**** Information provided
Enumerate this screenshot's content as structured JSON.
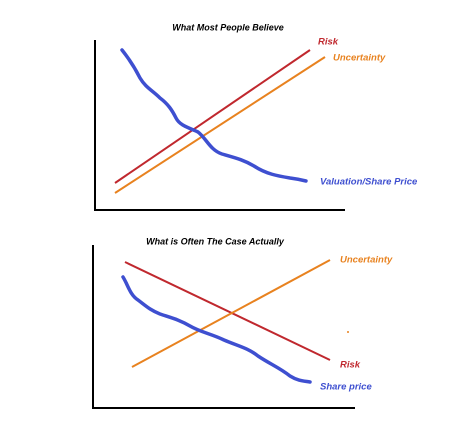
{
  "panels": [
    {
      "title": "What Most People Believe",
      "labels": [
        "Risk",
        "Uncertainty",
        "Valuation/Share Price"
      ]
    },
    {
      "title": "What is Often The Case Actually",
      "labels": [
        "Uncertainty",
        "Risk",
        "Share price"
      ]
    }
  ]
}
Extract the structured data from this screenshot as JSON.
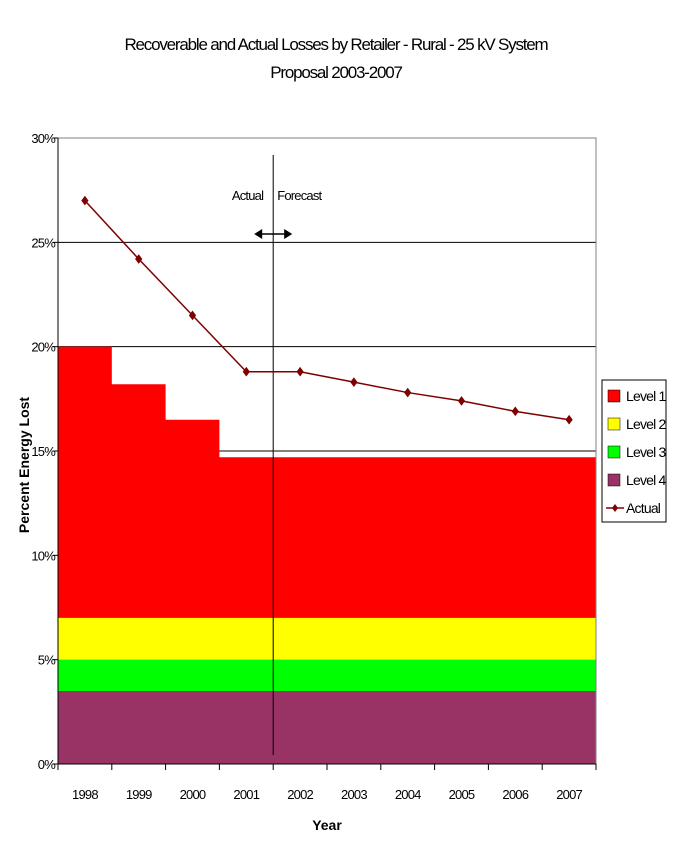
{
  "chart_data": {
    "type": "area",
    "title": "Recoverable and Actual Losses by Retailer - Rural - 25 kV System",
    "subtitle": "Proposal 2003-2007",
    "xlabel": "Year",
    "ylabel": "Percent Energy Lost",
    "categories": [
      "1998",
      "1999",
      "2000",
      "2001",
      "2002",
      "2003",
      "2004",
      "2005",
      "2006",
      "2007"
    ],
    "ylim": [
      0,
      30
    ],
    "y_ticks": [
      0,
      5,
      10,
      15,
      20,
      25,
      30
    ],
    "y_tick_labels": [
      "0%",
      "5%",
      "10%",
      "15%",
      "20%",
      "25%",
      "30%"
    ],
    "gridlines": "horizontal",
    "series": [
      {
        "name": "Level 1",
        "kind": "step-area",
        "color": "#ff0000",
        "values": [
          20.0,
          18.2,
          16.5,
          14.7,
          14.7,
          14.7,
          14.7,
          14.7,
          14.7,
          14.7
        ]
      },
      {
        "name": "Level 2",
        "kind": "step-area",
        "color": "#ffff00",
        "values": [
          7.0,
          7.0,
          7.0,
          7.0,
          7.0,
          7.0,
          7.0,
          7.0,
          7.0,
          7.0
        ]
      },
      {
        "name": "Level 3",
        "kind": "step-area",
        "color": "#00ff00",
        "values": [
          5.0,
          5.0,
          5.0,
          5.0,
          5.0,
          5.0,
          5.0,
          5.0,
          5.0,
          5.0
        ]
      },
      {
        "name": "Level 4",
        "kind": "step-area",
        "color": "#993366",
        "values": [
          3.5,
          3.5,
          3.5,
          3.5,
          3.5,
          3.5,
          3.5,
          3.5,
          3.5,
          3.5
        ]
      },
      {
        "name": "Actual",
        "kind": "line",
        "color": "#800000",
        "values": [
          27.0,
          24.2,
          21.5,
          18.8,
          18.8,
          18.3,
          17.8,
          17.4,
          16.9,
          16.5
        ]
      }
    ],
    "legend_position": "right",
    "annotations": {
      "actual_label": "Actual",
      "forecast_label": "Forecast",
      "divider_between": [
        "2001",
        "2002"
      ]
    }
  }
}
********
■ Exercise description: What is the number of lines in the data that hold the string "screenshot"? Answer with the number only.

■ Task answer: 2